#### [What you should do]
Retype the complete listing exactly as it appears.

::: Records supplied

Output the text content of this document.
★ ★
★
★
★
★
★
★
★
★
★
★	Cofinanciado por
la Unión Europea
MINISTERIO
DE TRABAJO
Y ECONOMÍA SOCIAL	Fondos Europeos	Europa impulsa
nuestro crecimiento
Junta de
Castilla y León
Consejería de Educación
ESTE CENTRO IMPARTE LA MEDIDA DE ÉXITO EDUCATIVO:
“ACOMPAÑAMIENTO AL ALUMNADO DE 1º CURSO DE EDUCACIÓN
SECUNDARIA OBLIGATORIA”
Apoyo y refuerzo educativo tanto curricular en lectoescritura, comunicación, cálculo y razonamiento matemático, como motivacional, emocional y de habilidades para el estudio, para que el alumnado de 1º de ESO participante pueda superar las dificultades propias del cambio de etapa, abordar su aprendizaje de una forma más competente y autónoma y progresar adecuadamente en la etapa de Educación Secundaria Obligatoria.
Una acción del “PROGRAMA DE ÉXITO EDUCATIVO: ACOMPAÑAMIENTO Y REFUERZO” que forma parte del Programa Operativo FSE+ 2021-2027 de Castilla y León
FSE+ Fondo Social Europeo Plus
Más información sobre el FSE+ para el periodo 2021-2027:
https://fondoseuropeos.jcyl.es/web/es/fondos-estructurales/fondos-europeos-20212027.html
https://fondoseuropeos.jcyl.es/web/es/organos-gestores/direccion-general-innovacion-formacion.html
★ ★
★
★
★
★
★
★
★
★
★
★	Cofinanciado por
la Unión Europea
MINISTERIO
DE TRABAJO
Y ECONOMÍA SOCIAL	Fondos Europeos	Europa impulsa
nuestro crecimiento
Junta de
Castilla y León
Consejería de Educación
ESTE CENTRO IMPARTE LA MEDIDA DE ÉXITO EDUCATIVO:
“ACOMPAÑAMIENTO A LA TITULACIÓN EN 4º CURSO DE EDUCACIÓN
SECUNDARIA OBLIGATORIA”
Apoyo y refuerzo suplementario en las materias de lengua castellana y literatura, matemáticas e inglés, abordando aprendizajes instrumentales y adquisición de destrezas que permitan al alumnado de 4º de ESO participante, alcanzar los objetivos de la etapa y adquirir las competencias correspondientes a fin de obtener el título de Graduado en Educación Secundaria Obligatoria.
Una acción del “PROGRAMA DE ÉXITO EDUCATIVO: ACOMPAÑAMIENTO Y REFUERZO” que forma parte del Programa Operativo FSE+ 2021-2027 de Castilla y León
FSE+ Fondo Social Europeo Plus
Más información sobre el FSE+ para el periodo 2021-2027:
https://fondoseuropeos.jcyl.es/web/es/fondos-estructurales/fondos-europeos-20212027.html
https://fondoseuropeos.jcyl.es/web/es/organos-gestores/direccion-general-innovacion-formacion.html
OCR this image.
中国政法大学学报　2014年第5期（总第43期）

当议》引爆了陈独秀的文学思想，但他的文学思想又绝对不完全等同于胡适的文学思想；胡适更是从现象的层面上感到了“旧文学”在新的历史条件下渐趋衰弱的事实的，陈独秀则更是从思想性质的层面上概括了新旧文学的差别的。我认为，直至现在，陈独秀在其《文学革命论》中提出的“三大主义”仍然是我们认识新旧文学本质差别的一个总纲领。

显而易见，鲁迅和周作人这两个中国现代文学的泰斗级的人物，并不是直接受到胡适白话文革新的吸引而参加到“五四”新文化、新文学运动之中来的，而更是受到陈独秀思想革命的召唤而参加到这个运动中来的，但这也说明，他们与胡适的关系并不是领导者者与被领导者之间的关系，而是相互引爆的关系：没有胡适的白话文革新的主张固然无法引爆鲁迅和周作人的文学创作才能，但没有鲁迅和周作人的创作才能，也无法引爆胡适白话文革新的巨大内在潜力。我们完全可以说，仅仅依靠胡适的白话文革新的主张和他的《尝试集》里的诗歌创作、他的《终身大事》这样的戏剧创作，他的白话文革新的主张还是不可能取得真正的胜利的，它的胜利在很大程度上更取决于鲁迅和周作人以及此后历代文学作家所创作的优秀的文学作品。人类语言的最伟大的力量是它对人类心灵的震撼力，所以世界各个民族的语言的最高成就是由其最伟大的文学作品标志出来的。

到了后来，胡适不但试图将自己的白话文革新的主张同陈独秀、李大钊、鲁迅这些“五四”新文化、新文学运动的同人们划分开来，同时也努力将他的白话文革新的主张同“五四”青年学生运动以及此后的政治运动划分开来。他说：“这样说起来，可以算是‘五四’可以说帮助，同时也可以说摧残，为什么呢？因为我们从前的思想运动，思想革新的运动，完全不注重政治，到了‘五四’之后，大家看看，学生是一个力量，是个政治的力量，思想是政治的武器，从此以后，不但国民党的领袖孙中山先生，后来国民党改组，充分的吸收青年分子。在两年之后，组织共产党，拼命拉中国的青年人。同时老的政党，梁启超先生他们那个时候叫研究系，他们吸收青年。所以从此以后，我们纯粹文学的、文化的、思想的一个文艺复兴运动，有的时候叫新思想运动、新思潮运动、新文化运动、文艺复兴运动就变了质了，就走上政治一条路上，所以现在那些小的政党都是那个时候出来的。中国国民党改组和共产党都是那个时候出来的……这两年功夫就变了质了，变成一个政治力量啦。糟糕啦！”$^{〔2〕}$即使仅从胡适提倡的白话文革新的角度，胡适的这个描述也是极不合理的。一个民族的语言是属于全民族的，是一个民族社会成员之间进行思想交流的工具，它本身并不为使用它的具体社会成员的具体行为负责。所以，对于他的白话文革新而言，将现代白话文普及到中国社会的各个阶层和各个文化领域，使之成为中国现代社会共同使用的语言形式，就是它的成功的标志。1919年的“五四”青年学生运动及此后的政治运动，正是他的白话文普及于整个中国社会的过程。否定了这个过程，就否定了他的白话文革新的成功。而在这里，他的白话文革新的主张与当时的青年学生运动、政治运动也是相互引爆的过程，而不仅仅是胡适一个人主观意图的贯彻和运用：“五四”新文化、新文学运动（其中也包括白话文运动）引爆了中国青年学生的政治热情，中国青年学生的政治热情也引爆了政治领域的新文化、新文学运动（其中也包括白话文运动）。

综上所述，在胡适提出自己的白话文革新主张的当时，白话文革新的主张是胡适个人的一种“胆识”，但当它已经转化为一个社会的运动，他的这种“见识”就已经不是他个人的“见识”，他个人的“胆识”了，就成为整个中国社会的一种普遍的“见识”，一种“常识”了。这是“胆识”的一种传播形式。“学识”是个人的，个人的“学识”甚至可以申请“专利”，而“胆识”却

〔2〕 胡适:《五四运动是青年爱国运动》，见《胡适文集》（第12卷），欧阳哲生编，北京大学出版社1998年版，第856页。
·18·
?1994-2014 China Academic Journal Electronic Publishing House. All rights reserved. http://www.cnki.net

::::::

#### [Solution to this task]
Output the text content of this document.
★ ★
★
★
★
★
★
★
★
★
★
★	Cofinanciado por
la Unión Europea
MINISTERIO
DE TRABAJO
Y ECONOMÍA SOCIAL	Fondos Europeos	Europa impulsa
nuestro crecimiento
Junta de
Castilla y León
Consejería de Educación
ESTE CENTRO IMPARTE LA MEDIDA DE ÉXITO EDUCATIVO:
“ACOMPAÑAMIENTO AL ALUMNADO DE 1º CURSO DE EDUCACIÓN
SECUNDARIA OBLIGATORIA”
Apoyo y refuerzo educativo tanto curricular en lectoescritura, comunicación, cálculo y razonamiento matemático, como motivacional, emocional y de habilidades para el estudio, para que el alumnado de 1º de ESO participante pueda superar las dificultades propias del cambio de etapa, abordar su aprendizaje de una forma más competente y autónoma y progresar adecuadamente en la etapa de Educación Secundaria Obligatoria.
Una acción del “PROGRAMA DE ÉXITO EDUCATIVO: ACOMPAÑAMIENTO Y REFUERZO” que forma parte del Programa Operativo FSE+ 2021-2027 de Castilla y León
FSE+ Fondo Social Europeo Plus
Más información sobre el FSE+ para el periodo 2021-2027:
https://fondoseuropeos.jcyl.es/web/es/fondos-estructurales/fondos-europeos-20212027.html
https://fondoseuropeos.jcyl.es/web/es/organos-gestores/direccion-general-innovacion-formacion.html
★ ★
★
★
★
★
★
★
★
★
★
★	Cofinanciado por
la Unión Europea
MINISTERIO
DE TRABAJO
Y ECONOMÍA SOCIAL	Fondos Europeos	Europa impulsa
nuestro crecimiento
Junta de
Castilla y León
Consejería de Educación
ESTE CENTRO IMPARTE LA MEDIDA DE ÉXITO EDUCATIVO:
“ACOMPAÑAMIENTO A LA TITULACIÓN EN 4º CURSO DE EDUCACIÓN
SECUNDARIA OBLIGATORIA”
Apoyo y refuerzo suplementario en las materias de lengua castellana y literatura, matemáticas e inglés, abordando aprendizajes instrumentales y adquisición de destrezas que permitan al alumnado de 4º de ESO participante, alcanzar los objetivos de la etapa y adquirir las competencias correspondientes a fin de obtener el título de Graduado en Educación Secundaria Obligatoria.
Una acción del “PROGRAMA DE ÉXITO EDUCATIVO: ACOMPAÑAMIENTO Y REFUERZO” que forma parte del Programa Operativo FSE+ 2021-2027 de Castilla y León
FSE+ Fondo Social Europeo Plus
Más información sobre el FSE+ para el periodo 2021-2027:
https://fondoseuropeos.jcyl.es/web/es/fondos-estructurales/fondos-europeos-20212027.html
https://fondoseuropeos.jcyl.es/web/es/organos-gestores/direccion-general-innovacion-formacion.html
OCR this image.
中国政法大学学报　2014年第5期（总第43期）

当议》引爆了陈独秀的文学思想，但他的文学思想又绝对不完全等同于胡适的文学思想；胡适更是从现象的层面上感到了“旧文学”在新的历史条件下渐趋衰弱的事实的，陈独秀则更是从思想性质的层面上概括了新旧文学的差别的。我认为，直至现在，陈独秀在其《文学革命论》中提出的“三大主义”仍然是我们认识新旧文学本质差别的一个总纲领。

显而易见，鲁迅和周作人这两个中国现代文学的泰斗级的人物，并不是直接受到胡适白话文革新的吸引而参加到“五四”新文化、新文学运动之中来的，而更是受到陈独秀思想革命的召唤而参加到这个运动中来的，但这也说明，他们与胡适的关系并不是领导者者与被领导者之间的关系，而是相互引爆的关系：没有胡适的白话文革新的主张固然无法引爆鲁迅和周作人的文学创作才能，但没有鲁迅和周作人的创作才能，也无法引爆胡适白话文革新的巨大内在潜力。我们完全可以说，仅仅依靠胡适的白话文革新的主张和他的《尝试集》里的诗歌创作、他的《终身大事》这样的戏剧创作，他的白话文革新的主张还是不可能取得真正的胜利的，它的胜利在很大程度上更取决于鲁迅和周作人以及此后历代文学作家所创作的优秀的文学作品。人类语言的最伟大的力量是它对人类心灵的震撼力，所以世界各个民族的语言的最高成就是由其最伟大的文学作品标志出来的。

到了后来，胡适不但试图将自己的白话文革新的主张同陈独秀、李大钊、鲁迅这些“五四”新文化、新文学运动的同人们划分开来，同时也努力将他的白话文革新的主张同“五四”青年学生运动以及此后的政治运动划分开来。他说：“这样说起来，可以算是‘五四’可以说帮助，同时也可以说摧残，为什么呢？因为我们从前的思想运动，思想革新的运动，完全不注重政治，到了‘五四’之后，大家看看，学生是一个力量，是个政治的力量，思想是政治的武器，从此以后，不但国民党的领袖孙中山先生，后来国民党改组，充分的吸收青年分子。在两年之后，组织共产党，拼命拉中国的青年人。同时老的政党，梁启超先生他们那个时候叫研究系，他们吸收青年。所以从此以后，我们纯粹文学的、文化的、思想的一个文艺复兴运动，有的时候叫新思想运动、新思潮运动、新文化运动、文艺复兴运动就变了质了，就走上政治一条路上，所以现在那些小的政党都是那个时候出来的。中国国民党改组和共产党都是那个时候出来的……这两年功夫就变了质了，变成一个政治力量啦。糟糕啦！”$^{〔2〕}$即使仅从胡适提倡的白话文革新的角度，胡适的这个描述也是极不合理的。一个民族的语言是属于全民族的，是一个民族社会成员之间进行思想交流的工具，它本身并不为使用它的具体社会成员的具体行为负责。所以，对于他的白话文革新而言，将现代白话文普及到中国社会的各个阶层和各个文化领域，使之成为中国现代社会共同使用的语言形式，就是它的成功的标志。1919年的“五四”青年学生运动及此后的政治运动，正是他的白话文普及于整个中国社会的过程。否定了这个过程，就否定了他的白话文革新的成功。而在这里，他的白话文革新的主张与当时的青年学生运动、政治运动也是相互引爆的过程，而不仅仅是胡适一个人主观意图的贯彻和运用：“五四”新文化、新文学运动（其中也包括白话文运动）引爆了中国青年学生的政治热情，中国青年学生的政治热情也引爆了政治领域的新文化、新文学运动（其中也包括白话文运动）。

综上所述，在胡适提出自己的白话文革新主张的当时，白话文革新的主张是胡适个人的一种“胆识”，但当它已经转化为一个社会的运动，他的这种“见识”就已经不是他个人的“见识”，他个人的“胆识”了，就成为整个中国社会的一种普遍的“见识”，一种“常识”了。这是“胆识”的一种传播形式。“学识”是个人的，个人的“学识”甚至可以申请“专利”，而“胆识”却

〔2〕 胡适:《五四运动是青年爱国运动》，见《胡适文集》（第12卷），欧阳哲生编，北京大学出版社1998年版，第856页。
·18·
?1994-2014 China Academic Journal Electronic Publishing House. All rights reserved. http://www.cnki.net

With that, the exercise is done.